» **Materials provided**:

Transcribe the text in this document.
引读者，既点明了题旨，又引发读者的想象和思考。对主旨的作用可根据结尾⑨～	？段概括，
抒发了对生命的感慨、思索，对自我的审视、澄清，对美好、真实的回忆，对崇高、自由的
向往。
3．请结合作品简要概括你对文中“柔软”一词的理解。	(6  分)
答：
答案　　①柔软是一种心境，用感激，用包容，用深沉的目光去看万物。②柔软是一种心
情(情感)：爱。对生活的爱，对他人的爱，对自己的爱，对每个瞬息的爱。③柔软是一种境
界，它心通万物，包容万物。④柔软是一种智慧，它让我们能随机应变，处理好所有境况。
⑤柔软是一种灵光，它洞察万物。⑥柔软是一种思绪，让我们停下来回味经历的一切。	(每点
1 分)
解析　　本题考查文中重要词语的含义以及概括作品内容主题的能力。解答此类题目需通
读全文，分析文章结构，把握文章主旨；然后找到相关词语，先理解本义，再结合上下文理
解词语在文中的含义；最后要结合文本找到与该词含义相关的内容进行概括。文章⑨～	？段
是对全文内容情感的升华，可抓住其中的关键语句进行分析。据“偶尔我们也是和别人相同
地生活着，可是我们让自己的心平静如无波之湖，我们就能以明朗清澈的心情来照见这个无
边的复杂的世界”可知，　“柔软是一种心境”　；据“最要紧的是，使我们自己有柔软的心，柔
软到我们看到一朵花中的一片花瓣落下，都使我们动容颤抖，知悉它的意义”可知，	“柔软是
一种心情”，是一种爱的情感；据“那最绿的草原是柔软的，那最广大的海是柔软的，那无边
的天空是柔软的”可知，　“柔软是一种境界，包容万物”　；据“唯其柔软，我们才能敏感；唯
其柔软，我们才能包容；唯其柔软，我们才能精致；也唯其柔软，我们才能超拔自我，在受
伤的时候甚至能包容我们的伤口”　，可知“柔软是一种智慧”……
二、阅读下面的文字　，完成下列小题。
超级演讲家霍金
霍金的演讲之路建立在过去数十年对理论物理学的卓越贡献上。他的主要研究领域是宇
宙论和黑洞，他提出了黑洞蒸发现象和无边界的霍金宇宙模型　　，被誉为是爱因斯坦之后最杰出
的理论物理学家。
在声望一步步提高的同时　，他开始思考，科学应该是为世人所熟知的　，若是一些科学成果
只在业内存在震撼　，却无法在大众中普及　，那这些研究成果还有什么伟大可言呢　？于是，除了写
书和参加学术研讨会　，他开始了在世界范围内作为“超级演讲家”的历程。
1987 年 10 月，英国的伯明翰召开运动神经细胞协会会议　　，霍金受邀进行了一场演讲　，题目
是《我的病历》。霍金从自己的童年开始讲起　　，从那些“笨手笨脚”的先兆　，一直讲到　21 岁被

» **Do this**:
Could you quote the material above in full, exactly as it stands?

» **Written solution**:
Transcribe the text in this document.
引读者，既点明了题旨，又引发读者的想象和思考。对主旨的作用可根据结尾⑨～	？段概括，
抒发了对生命的感慨、思索，对自我的审视、澄清，对美好、真实的回忆，对崇高、自由的
向往。
3．请结合作品简要概括你对文中“柔软”一词的理解。	(6  分)
答：
答案　　①柔软是一种心境，用感激，用包容，用深沉的目光去看万物。②柔软是一种心
情(情感)：爱。对生活的爱，对他人的爱，对自己的爱，对每个瞬息的爱。③柔软是一种境
界，它心通万物，包容万物。④柔软是一种智慧，它让我们能随机应变，处理好所有境况。
⑤柔软是一种灵光，它洞察万物。⑥柔软是一种思绪，让我们停下来回味经历的一切。	(每点
1 分)
解析　　本题考查文中重要词语的含义以及概括作品内容主题的能力。解答此类题目需通
读全文，分析文章结构，把握文章主旨；然后找到相关词语，先理解本义，再结合上下文理
解词语在文中的含义；最后要结合文本找到与该词含义相关的内容进行概括。文章⑨～	？段
是对全文内容情感的升华，可抓住其中的关键语句进行分析。据“偶尔我们也是和别人相同
地生活着，可是我们让自己的心平静如无波之湖，我们就能以明朗清澈的心情来照见这个无
边的复杂的世界”可知，　“柔软是一种心境”　；据“最要紧的是，使我们自己有柔软的心，柔
软到我们看到一朵花中的一片花瓣落下，都使我们动容颤抖，知悉它的意义”可知，	“柔软是
一种心情”，是一种爱的情感；据“那最绿的草原是柔软的，那最广大的海是柔软的，那无边
的天空是柔软的”可知，　“柔软是一种境界，包容万物”　；据“唯其柔软，我们才能敏感；唯
其柔软，我们才能包容；唯其柔软，我们才能精致；也唯其柔软，我们才能超拔自我，在受
伤的时候甚至能包容我们的伤口”　，可知“柔软是一种智慧”……
二、阅读下面的文字　，完成下列小题。
超级演讲家霍金
霍金的演讲之路建立在过去数十年对理论物理学的卓越贡献上。他的主要研究领域是宇
宙论和黑洞，他提出了黑洞蒸发现象和无边界的霍金宇宙模型　　，被誉为是爱因斯坦之后最杰出
的理论物理学家。
在声望一步步提高的同时　，他开始思考，科学应该是为世人所熟知的　，若是一些科学成果
只在业内存在震撼　，却无法在大众中普及　，那这些研究成果还有什么伟大可言呢　？于是，除了写
书和参加学术研讨会　，他开始了在世界范围内作为“超级演讲家”的历程。
1987 年 10 月，英国的伯明翰召开运动神经细胞协会会议　　，霍金受邀进行了一场演讲　，题目
是《我的病历》。霍金从自己的童年开始讲起　　，从那些“笨手笨脚”的先兆　，一直讲到　21 岁被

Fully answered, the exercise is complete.